[Records from a collection]

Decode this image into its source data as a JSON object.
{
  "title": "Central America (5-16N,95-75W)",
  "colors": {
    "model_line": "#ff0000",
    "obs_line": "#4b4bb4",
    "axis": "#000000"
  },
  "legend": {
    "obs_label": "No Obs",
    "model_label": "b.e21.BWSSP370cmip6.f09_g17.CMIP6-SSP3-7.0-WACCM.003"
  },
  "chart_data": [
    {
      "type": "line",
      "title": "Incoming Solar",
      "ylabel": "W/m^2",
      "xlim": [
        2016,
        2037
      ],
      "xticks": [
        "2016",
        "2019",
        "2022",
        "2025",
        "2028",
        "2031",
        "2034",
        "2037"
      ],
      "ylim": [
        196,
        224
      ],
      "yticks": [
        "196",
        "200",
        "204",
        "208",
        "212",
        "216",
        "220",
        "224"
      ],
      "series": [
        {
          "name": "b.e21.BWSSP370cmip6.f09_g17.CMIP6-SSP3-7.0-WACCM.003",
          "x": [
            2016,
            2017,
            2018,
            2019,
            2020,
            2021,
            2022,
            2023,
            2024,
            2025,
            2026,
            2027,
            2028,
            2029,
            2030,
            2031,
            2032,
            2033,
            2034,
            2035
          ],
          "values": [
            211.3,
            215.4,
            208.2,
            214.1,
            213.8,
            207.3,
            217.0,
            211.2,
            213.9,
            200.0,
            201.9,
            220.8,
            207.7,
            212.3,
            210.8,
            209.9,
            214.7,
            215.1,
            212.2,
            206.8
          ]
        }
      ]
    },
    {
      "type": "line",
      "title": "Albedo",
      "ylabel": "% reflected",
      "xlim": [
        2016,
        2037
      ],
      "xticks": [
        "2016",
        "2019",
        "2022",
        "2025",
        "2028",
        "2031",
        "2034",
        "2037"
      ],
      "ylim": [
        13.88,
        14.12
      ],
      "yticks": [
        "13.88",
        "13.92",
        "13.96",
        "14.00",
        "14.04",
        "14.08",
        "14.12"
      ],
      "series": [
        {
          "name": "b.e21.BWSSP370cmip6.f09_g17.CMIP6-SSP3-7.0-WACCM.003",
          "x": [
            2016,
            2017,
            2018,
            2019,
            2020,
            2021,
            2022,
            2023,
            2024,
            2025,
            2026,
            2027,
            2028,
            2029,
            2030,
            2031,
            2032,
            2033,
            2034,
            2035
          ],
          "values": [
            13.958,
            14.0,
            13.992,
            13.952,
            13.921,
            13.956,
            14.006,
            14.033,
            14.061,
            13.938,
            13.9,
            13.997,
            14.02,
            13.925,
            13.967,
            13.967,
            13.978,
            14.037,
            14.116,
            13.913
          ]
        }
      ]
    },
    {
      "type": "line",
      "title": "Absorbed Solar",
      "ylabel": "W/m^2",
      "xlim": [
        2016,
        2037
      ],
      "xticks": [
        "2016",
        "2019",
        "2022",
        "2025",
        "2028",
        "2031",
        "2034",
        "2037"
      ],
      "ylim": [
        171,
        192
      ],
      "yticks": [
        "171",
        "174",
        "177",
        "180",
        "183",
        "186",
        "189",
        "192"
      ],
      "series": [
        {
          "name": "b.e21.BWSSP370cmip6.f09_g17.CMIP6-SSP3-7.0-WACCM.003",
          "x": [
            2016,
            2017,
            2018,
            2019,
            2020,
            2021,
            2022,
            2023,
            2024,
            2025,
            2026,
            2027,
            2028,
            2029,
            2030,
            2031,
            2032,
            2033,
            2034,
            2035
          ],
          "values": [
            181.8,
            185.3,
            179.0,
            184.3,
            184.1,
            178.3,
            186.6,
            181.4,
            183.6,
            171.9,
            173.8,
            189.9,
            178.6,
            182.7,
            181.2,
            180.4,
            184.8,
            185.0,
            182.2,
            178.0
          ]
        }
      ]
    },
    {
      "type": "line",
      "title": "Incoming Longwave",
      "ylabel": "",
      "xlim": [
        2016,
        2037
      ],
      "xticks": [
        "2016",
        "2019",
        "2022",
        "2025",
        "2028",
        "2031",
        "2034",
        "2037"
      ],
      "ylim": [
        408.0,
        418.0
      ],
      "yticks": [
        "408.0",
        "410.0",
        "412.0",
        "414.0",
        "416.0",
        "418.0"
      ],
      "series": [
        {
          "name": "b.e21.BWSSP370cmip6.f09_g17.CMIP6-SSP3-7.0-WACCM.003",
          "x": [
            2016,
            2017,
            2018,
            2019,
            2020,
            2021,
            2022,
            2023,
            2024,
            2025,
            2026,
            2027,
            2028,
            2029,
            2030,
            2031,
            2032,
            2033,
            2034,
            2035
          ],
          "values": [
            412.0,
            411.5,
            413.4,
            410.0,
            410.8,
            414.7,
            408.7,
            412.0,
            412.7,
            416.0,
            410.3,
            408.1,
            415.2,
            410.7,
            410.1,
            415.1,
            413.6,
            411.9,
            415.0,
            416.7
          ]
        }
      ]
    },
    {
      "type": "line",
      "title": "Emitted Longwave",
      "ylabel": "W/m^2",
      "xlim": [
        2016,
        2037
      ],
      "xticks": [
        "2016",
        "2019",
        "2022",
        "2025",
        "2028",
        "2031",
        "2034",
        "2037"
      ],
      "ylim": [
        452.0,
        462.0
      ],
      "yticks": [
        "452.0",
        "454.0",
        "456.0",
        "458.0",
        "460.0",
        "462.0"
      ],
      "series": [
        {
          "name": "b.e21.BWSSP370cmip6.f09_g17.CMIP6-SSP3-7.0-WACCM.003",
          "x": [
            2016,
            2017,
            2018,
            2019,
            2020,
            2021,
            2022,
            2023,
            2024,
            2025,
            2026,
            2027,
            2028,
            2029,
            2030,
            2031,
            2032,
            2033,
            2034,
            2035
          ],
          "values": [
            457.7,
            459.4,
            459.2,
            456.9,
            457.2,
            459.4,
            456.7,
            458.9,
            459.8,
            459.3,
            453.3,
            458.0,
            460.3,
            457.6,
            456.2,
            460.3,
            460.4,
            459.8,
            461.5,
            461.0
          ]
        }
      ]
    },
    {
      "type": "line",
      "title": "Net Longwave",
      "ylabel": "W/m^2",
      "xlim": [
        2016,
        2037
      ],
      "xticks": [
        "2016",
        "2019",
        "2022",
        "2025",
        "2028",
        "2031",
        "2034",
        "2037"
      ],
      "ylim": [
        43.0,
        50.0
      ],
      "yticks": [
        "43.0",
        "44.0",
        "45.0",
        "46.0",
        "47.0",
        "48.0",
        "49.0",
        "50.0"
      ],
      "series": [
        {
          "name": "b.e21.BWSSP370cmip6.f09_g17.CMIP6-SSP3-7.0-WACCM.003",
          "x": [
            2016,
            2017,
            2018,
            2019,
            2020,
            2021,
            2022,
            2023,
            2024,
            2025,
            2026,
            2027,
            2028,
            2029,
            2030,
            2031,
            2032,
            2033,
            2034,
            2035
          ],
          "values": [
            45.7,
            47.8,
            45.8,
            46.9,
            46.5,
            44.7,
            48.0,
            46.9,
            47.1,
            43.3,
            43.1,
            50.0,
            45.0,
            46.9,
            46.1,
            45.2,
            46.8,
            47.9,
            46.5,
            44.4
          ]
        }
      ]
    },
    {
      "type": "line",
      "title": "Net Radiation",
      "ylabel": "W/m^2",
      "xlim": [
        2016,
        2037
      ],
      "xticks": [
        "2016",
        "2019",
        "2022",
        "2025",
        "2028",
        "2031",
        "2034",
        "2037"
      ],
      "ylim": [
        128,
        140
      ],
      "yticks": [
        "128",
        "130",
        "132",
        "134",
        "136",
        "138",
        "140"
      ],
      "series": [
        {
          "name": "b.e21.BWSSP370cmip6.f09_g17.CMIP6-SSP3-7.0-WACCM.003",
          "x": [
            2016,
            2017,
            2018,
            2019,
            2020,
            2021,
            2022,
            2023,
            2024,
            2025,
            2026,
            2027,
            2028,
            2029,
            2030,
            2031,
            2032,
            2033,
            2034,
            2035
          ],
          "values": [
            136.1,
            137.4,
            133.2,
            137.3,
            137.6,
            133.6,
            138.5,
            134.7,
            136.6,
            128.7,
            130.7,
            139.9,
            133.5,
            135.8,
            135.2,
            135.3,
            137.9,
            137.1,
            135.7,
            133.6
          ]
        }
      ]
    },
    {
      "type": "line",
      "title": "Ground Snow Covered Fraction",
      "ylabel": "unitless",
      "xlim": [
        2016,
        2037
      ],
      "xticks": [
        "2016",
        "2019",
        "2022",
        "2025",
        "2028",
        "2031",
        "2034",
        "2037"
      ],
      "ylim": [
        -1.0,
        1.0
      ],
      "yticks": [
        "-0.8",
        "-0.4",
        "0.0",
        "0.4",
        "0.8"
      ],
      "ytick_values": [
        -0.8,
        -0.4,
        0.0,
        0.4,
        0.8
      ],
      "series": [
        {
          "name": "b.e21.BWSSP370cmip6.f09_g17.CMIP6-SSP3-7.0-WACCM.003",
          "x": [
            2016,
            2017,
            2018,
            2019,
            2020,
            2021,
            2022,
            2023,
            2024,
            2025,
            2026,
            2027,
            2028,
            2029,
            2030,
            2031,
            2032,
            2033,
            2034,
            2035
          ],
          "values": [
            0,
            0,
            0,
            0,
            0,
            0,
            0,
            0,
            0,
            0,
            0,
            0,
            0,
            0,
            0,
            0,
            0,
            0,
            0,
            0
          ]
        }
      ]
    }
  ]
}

◆ Task
Copy out every line from the data above that has "Longwave" in it.

◆ Correct answer
      "title": "Incoming Longwave",
      "title": "Emitted Longwave",
      "title": "Net Longwave",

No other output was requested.